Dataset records
# # #
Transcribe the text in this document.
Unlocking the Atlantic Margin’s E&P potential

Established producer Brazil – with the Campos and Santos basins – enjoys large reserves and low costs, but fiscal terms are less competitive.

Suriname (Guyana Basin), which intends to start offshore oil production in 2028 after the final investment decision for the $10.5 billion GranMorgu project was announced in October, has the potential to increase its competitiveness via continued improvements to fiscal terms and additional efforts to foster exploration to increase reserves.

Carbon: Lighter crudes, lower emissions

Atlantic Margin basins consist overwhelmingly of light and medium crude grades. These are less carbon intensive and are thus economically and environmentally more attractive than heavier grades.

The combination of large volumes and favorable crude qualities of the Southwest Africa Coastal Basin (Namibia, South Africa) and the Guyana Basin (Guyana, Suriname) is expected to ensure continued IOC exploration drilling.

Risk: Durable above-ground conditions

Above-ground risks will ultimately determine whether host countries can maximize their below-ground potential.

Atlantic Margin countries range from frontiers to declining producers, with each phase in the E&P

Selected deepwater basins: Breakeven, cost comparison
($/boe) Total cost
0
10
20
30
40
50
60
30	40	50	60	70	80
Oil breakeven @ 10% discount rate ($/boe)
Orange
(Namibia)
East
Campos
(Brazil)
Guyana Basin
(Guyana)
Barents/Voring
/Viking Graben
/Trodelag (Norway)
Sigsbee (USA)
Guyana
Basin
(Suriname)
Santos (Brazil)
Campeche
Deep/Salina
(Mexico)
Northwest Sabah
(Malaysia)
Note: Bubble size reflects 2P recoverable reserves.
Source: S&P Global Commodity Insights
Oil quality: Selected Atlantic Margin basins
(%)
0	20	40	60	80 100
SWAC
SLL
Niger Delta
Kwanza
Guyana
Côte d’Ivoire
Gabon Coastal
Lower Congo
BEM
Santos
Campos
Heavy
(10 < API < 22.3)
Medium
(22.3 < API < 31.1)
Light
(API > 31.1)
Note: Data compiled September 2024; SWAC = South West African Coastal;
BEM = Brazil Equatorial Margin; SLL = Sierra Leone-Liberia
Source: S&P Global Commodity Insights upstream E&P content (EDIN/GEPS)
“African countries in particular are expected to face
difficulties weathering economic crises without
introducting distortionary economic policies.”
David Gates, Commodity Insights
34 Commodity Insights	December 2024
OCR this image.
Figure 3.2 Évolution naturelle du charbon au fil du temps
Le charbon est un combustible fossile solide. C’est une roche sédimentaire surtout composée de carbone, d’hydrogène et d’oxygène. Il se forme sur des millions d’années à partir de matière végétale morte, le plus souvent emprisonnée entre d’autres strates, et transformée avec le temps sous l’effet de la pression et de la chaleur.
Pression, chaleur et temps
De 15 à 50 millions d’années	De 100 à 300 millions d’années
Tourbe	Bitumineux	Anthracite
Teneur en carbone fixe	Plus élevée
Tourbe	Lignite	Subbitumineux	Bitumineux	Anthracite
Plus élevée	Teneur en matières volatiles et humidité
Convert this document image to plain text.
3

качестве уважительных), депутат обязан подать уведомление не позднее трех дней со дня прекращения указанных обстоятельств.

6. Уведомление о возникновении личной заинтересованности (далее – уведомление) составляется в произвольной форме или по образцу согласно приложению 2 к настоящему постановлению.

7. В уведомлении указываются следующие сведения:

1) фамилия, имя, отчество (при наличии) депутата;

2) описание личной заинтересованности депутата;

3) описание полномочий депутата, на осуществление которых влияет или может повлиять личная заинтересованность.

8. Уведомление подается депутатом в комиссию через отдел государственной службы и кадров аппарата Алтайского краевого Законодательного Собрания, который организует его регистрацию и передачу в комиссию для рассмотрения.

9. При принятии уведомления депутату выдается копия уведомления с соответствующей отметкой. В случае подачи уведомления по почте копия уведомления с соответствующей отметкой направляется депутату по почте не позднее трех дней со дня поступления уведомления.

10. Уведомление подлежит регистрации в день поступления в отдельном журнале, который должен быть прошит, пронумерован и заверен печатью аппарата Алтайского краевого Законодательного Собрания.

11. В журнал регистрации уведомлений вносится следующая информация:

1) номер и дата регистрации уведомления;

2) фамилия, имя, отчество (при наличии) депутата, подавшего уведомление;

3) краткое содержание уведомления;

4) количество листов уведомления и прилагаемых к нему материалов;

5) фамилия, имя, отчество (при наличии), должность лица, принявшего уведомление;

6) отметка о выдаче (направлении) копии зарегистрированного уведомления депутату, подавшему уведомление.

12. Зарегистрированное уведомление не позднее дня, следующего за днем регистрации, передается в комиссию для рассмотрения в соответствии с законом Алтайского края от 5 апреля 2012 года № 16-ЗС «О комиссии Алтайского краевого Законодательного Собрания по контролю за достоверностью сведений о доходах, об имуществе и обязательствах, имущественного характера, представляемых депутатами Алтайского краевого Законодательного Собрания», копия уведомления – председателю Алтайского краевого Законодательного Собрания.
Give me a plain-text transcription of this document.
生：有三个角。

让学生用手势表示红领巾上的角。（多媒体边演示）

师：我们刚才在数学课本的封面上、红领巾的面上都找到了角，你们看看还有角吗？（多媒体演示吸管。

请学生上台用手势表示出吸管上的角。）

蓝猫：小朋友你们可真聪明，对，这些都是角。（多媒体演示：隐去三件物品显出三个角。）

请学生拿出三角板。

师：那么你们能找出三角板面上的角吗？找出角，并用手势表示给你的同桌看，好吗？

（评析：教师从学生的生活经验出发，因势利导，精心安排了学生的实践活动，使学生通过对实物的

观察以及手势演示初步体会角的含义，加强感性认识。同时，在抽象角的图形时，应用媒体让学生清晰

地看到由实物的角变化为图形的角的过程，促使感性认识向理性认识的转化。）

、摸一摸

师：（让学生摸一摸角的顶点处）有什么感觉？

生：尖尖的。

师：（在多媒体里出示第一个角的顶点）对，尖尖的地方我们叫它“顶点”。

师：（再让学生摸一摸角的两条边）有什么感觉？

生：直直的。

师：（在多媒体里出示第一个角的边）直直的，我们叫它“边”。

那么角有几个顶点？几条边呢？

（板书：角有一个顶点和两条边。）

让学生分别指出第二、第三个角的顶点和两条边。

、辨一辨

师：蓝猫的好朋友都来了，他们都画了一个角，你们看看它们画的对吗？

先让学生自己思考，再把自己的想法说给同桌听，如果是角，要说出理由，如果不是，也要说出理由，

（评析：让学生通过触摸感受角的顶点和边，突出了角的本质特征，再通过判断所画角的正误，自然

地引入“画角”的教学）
# # #
## What the task asks
All of the data shown above must be copied exactly.

## Response to the task
Transcribe the text in this document.
Unlocking the Atlantic Margin’s E&P potential

Established producer Brazil – with the Campos and Santos basins – enjoys large reserves and low costs, but fiscal terms are less competitive.

Suriname (Guyana Basin), which intends to start offshore oil production in 2028 after the final investment decision for the $10.5 billion GranMorgu project was announced in October, has the potential to increase its competitiveness via continued improvements to fiscal terms and additional efforts to foster exploration to increase reserves.

Carbon: Lighter crudes, lower emissions

Atlantic Margin basins consist overwhelmingly of light and medium crude grades. These are less carbon intensive and are thus economically and environmentally more attractive than heavier grades.

The combination of large volumes and favorable crude qualities of the Southwest Africa Coastal Basin (Namibia, South Africa) and the Guyana Basin (Guyana, Suriname) is expected to ensure continued IOC exploration drilling.

Risk: Durable above-ground conditions

Above-ground risks will ultimately determine whether host countries can maximize their below-ground potential.

Atlantic Margin countries range from frontiers to declining producers, with each phase in the E&P

Selected deepwater basins: Breakeven, cost comparison
($/boe) Total cost
0
10
20
30
40
50
60
30	40	50	60	70	80
Oil breakeven @ 10% discount rate ($/boe)
Orange
(Namibia)
East
Campos
(Brazil)
Guyana Basin
(Guyana)
Barents/Voring
/Viking Graben
/Trodelag (Norway)
Sigsbee (USA)
Guyana
Basin
(Suriname)
Santos (Brazil)
Campeche
Deep/Salina
(Mexico)
Northwest Sabah
(Malaysia)
Note: Bubble size reflects 2P recoverable reserves.
Source: S&P Global Commodity Insights
Oil quality: Selected Atlantic Margin basins
(%)
0	20	40	60	80 100
SWAC
SLL
Niger Delta
Kwanza
Guyana
Côte d’Ivoire
Gabon Coastal
Lower Congo
BEM
Santos
Campos
Heavy
(10 < API < 22.3)
Medium
(22.3 < API < 31.1)
Light
(API > 31.1)
Note: Data compiled September 2024; SWAC = South West African Coastal;
BEM = Brazil Equatorial Margin; SLL = Sierra Leone-Liberia
Source: S&P Global Commodity Insights upstream E&P content (EDIN/GEPS)
“African countries in particular are expected to face
difficulties weathering economic crises without
introducting distortionary economic policies.”
David Gates, Commodity Insights
34 Commodity Insights	December 2024
OCR this image.
Figure 3.2 Évolution naturelle du charbon au fil du temps
Le charbon est un combustible fossile solide. C’est une roche sédimentaire surtout composée de carbone, d’hydrogène et d’oxygène. Il se forme sur des millions d’années à partir de matière végétale morte, le plus souvent emprisonnée entre d’autres strates, et transformée avec le temps sous l’effet de la pression et de la chaleur.
Pression, chaleur et temps
De 15 à 50 millions d’années	De 100 à 300 millions d’années
Tourbe	Bitumineux	Anthracite
Teneur en carbone fixe	Plus élevée
Tourbe	Lignite	Subbitumineux	Bitumineux	Anthracite
Plus élevée	Teneur en matières volatiles et humidité
Convert this document image to plain text.
3

качестве уважительных), депутат обязан подать уведомление не позднее трех дней со дня прекращения указанных обстоятельств.

6. Уведомление о возникновении личной заинтересованности (далее – уведомление) составляется в произвольной форме или по образцу согласно приложению 2 к настоящему постановлению.

7. В уведомлении указываются следующие сведения:

1) фамилия, имя, отчество (при наличии) депутата;

2) описание личной заинтересованности депутата;

3) описание полномочий депутата, на осуществление которых влияет или может повлиять личная заинтересованность.

8. Уведомление подается депутатом в комиссию через отдел государственной службы и кадров аппарата Алтайского краевого Законодательного Собрания, который организует его регистрацию и передачу в комиссию для рассмотрения.

9. При принятии уведомления депутату выдается копия уведомления с соответствующей отметкой. В случае подачи уведомления по почте копия уведомления с соответствующей отметкой направляется депутату по почте не позднее трех дней со дня поступления уведомления.

10. Уведомление подлежит регистрации в день поступления в отдельном журнале, который должен быть прошит, пронумерован и заверен печатью аппарата Алтайского краевого Законодательного Собрания.

11. В журнал регистрации уведомлений вносится следующая информация:

1) номер и дата регистрации уведомления;

2) фамилия, имя, отчество (при наличии) депутата, подавшего уведомление;

3) краткое содержание уведомления;

4) количество листов уведомления и прилагаемых к нему материалов;

5) фамилия, имя, отчество (при наличии), должность лица, принявшего уведомление;

6) отметка о выдаче (направлении) копии зарегистрированного уведомления депутату, подавшему уведомление.

12. Зарегистрированное уведомление не позднее дня, следующего за днем регистрации, передается в комиссию для рассмотрения в соответствии с законом Алтайского края от 5 апреля 2012 года № 16-ЗС «О комиссии Алтайского краевого Законодательного Собрания по контролю за достоверностью сведений о доходах, об имуществе и обязательствах, имущественного характера, представляемых депутатами Алтайского краевого Законодательного Собрания», копия уведомления – председателю Алтайского краевого Законодательного Собрания.
Give me a plain-text transcription of this document.
生：有三个角。

让学生用手势表示红领巾上的角。（多媒体边演示）

师：我们刚才在数学课本的封面上、红领巾的面上都找到了角，你们看看还有角吗？（多媒体演示吸管。

请学生上台用手势表示出吸管上的角。）

蓝猫：小朋友你们可真聪明，对，这些都是角。（多媒体演示：隐去三件物品显出三个角。）

请学生拿出三角板。

师：那么你们能找出三角板面上的角吗？找出角，并用手势表示给你的同桌看，好吗？

（评析：教师从学生的生活经验出发，因势利导，精心安排了学生的实践活动，使学生通过对实物的

观察以及手势演示初步体会角的含义，加强感性认识。同时，在抽象角的图形时，应用媒体让学生清晰

地看到由实物的角变化为图形的角的过程，促使感性认识向理性认识的转化。）

、摸一摸

师：（让学生摸一摸角的顶点处）有什么感觉？

生：尖尖的。

师：（在多媒体里出示第一个角的顶点）对，尖尖的地方我们叫它“顶点”。

师：（再让学生摸一摸角的两条边）有什么感觉？

生：直直的。

师：（在多媒体里出示第一个角的边）直直的，我们叫它“边”。

那么角有几个顶点？几条边呢？

（板书：角有一个顶点和两条边。）

让学生分别指出第二、第三个角的顶点和两条边。

、辨一辨

师：蓝猫的好朋友都来了，他们都画了一个角，你们看看它们画的对吗？

先让学生自己思考，再把自己的想法说给同桌听，如果是角，要说出理由，如果不是，也要说出理由，

（评析：让学生通过触摸感受角的顶点和边，突出了角的本质特征，再通过判断所画角的正误，自然

地引入“画角”的教学）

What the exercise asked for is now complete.